• Problem
Repeat exactly, and only, the lines from the one containing "Serialize everything readable" through the end of the records.

• Supplied material
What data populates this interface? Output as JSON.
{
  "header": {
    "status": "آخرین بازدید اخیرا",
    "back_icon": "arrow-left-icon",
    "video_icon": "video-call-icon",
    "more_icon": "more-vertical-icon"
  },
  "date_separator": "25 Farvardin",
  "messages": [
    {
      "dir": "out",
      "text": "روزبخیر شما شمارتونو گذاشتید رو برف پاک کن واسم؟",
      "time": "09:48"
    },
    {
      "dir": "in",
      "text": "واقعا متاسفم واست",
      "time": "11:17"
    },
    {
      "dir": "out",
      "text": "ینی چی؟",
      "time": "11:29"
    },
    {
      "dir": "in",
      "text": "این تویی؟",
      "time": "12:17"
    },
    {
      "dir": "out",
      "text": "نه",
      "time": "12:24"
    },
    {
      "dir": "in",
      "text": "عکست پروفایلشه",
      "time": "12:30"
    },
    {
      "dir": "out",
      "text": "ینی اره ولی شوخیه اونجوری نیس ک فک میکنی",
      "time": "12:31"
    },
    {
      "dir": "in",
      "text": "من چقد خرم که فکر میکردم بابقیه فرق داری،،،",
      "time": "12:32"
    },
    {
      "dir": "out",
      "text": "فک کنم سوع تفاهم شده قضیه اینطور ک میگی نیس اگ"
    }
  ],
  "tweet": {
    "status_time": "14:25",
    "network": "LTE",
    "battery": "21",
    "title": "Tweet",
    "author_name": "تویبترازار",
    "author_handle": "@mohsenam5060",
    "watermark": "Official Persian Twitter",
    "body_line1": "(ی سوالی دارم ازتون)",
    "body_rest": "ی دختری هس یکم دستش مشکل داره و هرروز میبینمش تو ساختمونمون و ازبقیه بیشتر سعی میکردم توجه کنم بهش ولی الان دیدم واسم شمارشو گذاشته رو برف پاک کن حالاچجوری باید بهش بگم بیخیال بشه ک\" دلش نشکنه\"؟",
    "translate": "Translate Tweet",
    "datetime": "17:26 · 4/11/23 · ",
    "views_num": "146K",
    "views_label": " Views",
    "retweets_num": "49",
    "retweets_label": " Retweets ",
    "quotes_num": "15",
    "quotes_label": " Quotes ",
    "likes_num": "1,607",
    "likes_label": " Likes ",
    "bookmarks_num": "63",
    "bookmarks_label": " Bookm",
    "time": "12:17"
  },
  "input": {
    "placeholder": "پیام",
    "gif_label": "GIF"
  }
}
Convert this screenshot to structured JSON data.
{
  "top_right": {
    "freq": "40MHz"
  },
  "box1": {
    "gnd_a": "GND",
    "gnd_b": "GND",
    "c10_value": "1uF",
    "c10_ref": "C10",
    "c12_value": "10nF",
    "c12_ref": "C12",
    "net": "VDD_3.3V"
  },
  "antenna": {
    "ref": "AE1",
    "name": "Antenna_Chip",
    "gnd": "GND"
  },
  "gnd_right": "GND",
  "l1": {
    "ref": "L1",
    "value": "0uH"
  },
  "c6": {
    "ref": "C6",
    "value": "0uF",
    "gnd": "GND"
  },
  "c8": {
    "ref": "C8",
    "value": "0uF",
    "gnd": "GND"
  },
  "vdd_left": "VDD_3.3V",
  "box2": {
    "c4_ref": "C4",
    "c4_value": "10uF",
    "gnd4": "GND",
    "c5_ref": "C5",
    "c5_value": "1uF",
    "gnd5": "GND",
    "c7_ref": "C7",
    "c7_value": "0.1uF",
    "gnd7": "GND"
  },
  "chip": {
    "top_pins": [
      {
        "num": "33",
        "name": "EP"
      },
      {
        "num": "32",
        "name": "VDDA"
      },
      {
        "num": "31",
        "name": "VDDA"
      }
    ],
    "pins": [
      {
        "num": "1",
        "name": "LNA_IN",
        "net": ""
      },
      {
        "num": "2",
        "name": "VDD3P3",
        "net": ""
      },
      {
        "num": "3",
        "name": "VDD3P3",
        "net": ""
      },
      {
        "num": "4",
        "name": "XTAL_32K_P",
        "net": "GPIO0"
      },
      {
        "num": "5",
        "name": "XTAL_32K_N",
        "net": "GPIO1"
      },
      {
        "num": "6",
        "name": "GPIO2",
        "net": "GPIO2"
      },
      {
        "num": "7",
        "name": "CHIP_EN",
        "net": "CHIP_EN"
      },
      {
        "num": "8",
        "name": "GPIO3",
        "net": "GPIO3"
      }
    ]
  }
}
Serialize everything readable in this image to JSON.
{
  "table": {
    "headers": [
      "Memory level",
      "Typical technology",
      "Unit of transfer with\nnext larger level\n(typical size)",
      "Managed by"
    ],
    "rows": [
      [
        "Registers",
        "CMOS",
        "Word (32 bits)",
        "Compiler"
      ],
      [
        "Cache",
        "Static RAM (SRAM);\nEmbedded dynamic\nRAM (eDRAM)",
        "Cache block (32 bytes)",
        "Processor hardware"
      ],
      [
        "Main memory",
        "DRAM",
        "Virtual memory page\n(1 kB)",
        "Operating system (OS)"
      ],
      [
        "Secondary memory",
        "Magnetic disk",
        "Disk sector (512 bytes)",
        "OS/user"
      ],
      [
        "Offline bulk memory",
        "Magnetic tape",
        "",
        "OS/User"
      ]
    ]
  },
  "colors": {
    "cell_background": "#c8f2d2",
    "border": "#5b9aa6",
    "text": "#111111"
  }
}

• Exercise answer
Serialize everything readable in this image to JSON.
{
  "table": {
    "headers": [
      "Memory level",
      "Typical technology",
      "Unit of transfer with\nnext larger level\n(typical size)",
      "Managed by"
    ],
    "rows": [
      [
        "Registers",
        "CMOS",
        "Word (32 bits)",
        "Compiler"
      ],
      [
        "Cache",
        "Static RAM (SRAM);\nEmbedded dynamic\nRAM (eDRAM)",
        "Cache block (32 bytes)",
        "Processor hardware"
      ],
      [
        "Main memory",
        "DRAM",
        "Virtual memory page\n(1 kB)",
        "Operating system (OS)"
      ],
      [
        "Secondary memory",
        "Magnetic disk",
        "Disk sector (512 bytes)",
        "OS/user"
      ],
      [
        "Offline bulk memory",
        "Magnetic tape",
        "",
        "OS/User"
      ]
    ]
  },
  "colors": {
    "cell_background": "#c8f2d2",
    "border": "#5b9aa6",
    "text": "#111111"
  }
}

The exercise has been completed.